» RECORDS:
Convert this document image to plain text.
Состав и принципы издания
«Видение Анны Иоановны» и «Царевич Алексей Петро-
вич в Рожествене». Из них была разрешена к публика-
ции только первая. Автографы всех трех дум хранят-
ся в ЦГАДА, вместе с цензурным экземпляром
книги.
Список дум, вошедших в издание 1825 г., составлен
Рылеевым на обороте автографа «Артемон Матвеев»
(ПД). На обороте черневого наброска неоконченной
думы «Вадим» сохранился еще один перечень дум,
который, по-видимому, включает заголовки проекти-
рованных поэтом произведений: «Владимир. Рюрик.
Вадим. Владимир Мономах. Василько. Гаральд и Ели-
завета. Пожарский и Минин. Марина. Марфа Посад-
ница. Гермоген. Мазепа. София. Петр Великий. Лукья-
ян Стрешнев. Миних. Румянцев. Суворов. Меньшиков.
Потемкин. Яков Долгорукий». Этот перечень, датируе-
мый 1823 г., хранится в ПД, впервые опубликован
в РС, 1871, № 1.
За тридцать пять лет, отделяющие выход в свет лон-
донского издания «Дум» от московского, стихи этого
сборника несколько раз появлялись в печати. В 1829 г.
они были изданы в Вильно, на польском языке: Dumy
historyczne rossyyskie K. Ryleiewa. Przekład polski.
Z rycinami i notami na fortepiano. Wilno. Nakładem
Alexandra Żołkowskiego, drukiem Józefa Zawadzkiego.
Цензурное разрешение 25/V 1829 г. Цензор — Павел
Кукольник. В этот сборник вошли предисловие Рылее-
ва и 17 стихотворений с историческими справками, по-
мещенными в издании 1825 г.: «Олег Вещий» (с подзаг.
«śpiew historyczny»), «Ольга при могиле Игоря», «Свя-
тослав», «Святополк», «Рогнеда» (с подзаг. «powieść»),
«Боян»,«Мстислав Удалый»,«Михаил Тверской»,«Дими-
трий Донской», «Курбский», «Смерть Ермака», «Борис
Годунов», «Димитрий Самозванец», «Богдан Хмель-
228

» BRIEF: Take the material above and return all of it exactly.

» COMPLETE OUTPUT:
Convert this document image to plain text.
Состав и принципы издания
«Видение Анны Иоановны» и «Царевич Алексей Петро-
вич в Рожествене». Из них была разрешена к публика-
ции только первая. Автографы всех трех дум хранят-
ся в ЦГАДА, вместе с цензурным экземпляром
книги.
Список дум, вошедших в издание 1825 г., составлен
Рылеевым на обороте автографа «Артемон Матвеев»
(ПД). На обороте черневого наброска неоконченной
думы «Вадим» сохранился еще один перечень дум,
который, по-видимому, включает заголовки проекти-
рованных поэтом произведений: «Владимир. Рюрик.
Вадим. Владимир Мономах. Василько. Гаральд и Ели-
завета. Пожарский и Минин. Марина. Марфа Посад-
ница. Гермоген. Мазепа. София. Петр Великий. Лукья-
ян Стрешнев. Миних. Румянцев. Суворов. Меньшиков.
Потемкин. Яков Долгорукий». Этот перечень, датируе-
мый 1823 г., хранится в ПД, впервые опубликован
в РС, 1871, № 1.
За тридцать пять лет, отделяющие выход в свет лон-
донского издания «Дум» от московского, стихи этого
сборника несколько раз появлялись в печати. В 1829 г.
они были изданы в Вильно, на польском языке: Dumy
historyczne rossyyskie K. Ryleiewa. Przekład polski.
Z rycinami i notami na fortepiano. Wilno. Nakładem
Alexandra Żołkowskiego, drukiem Józefa Zawadzkiego.
Цензурное разрешение 25/V 1829 г. Цензор — Павел
Кукольник. В этот сборник вошли предисловие Рылее-
ва и 17 стихотворений с историческими справками, по-
мещенными в издании 1825 г.: «Олег Вещий» (с подзаг.
«śpiew historyczny»), «Ольга при могиле Игоря», «Свя-
тослав», «Святополк», «Рогнеда» (с подзаг. «powieść»),
«Боян»,«Мстислав Удалый»,«Михаил Тверской»,«Дими-
трий Донской», «Курбский», «Смерть Ермака», «Борис
Годунов», «Димитрий Самозванец», «Богдан Хмель-
228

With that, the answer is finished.